Your task>
Repeat every line below exactly, word for word.

Data shown>
● ● ● ● ●

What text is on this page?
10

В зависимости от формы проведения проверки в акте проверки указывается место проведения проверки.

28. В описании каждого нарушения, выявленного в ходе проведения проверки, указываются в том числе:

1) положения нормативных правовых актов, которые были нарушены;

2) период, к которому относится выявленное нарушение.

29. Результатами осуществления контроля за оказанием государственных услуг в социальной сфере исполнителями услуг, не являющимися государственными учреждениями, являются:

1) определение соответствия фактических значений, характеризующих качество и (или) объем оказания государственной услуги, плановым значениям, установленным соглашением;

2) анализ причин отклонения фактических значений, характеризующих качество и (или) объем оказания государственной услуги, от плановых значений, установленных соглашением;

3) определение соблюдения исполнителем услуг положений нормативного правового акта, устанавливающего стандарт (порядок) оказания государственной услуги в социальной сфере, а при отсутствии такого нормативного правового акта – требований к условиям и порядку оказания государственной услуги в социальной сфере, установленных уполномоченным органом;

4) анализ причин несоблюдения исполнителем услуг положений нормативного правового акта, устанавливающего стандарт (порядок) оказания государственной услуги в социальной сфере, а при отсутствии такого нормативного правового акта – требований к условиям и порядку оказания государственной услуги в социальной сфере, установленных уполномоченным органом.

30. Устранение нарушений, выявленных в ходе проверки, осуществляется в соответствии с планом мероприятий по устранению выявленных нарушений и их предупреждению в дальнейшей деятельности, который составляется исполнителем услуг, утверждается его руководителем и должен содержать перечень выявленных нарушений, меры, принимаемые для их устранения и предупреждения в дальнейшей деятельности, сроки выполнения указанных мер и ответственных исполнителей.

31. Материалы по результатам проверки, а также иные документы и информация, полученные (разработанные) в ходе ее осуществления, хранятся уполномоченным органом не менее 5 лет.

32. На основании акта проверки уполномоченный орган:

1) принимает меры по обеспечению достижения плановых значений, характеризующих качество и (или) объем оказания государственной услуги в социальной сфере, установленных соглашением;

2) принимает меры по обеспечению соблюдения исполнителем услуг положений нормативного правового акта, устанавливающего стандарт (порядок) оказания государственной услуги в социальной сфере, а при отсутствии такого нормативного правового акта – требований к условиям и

● ● ● ● ●

Solution to this problem>
What text is on this page?
10

В зависимости от формы проведения проверки в акте проверки указывается место проведения проверки.

28. В описании каждого нарушения, выявленного в ходе проведения проверки, указываются в том числе:

1) положения нормативных правовых актов, которые были нарушены;

2) период, к которому относится выявленное нарушение.

29. Результатами осуществления контроля за оказанием государственных услуг в социальной сфере исполнителями услуг, не являющимися государственными учреждениями, являются:

1) определение соответствия фактических значений, характеризующих качество и (или) объем оказания государственной услуги, плановым значениям, установленным соглашением;

2) анализ причин отклонения фактических значений, характеризующих качество и (или) объем оказания государственной услуги, от плановых значений, установленных соглашением;

3) определение соблюдения исполнителем услуг положений нормативного правового акта, устанавливающего стандарт (порядок) оказания государственной услуги в социальной сфере, а при отсутствии такого нормативного правового акта – требований к условиям и порядку оказания государственной услуги в социальной сфере, установленных уполномоченным органом;

4) анализ причин несоблюдения исполнителем услуг положений нормативного правового акта, устанавливающего стандарт (порядок) оказания государственной услуги в социальной сфере, а при отсутствии такого нормативного правового акта – требований к условиям и порядку оказания государственной услуги в социальной сфере, установленных уполномоченным органом.

30. Устранение нарушений, выявленных в ходе проверки, осуществляется в соответствии с планом мероприятий по устранению выявленных нарушений и их предупреждению в дальнейшей деятельности, который составляется исполнителем услуг, утверждается его руководителем и должен содержать перечень выявленных нарушений, меры, принимаемые для их устранения и предупреждения в дальнейшей деятельности, сроки выполнения указанных мер и ответственных исполнителей.

31. Материалы по результатам проверки, а также иные документы и информация, полученные (разработанные) в ходе ее осуществления, хранятся уполномоченным органом не менее 5 лет.

32. На основании акта проверки уполномоченный орган:

1) принимает меры по обеспечению достижения плановых значений, характеризующих качество и (или) объем оказания государственной услуги в социальной сфере, установленных соглашением;

2) принимает меры по обеспечению соблюдения исполнителем услуг положений нормативного правового акта, устанавливающего стандарт (порядок) оказания государственной услуги в социальной сфере, а при отсутствии такого нормативного правового акта – требований к условиям и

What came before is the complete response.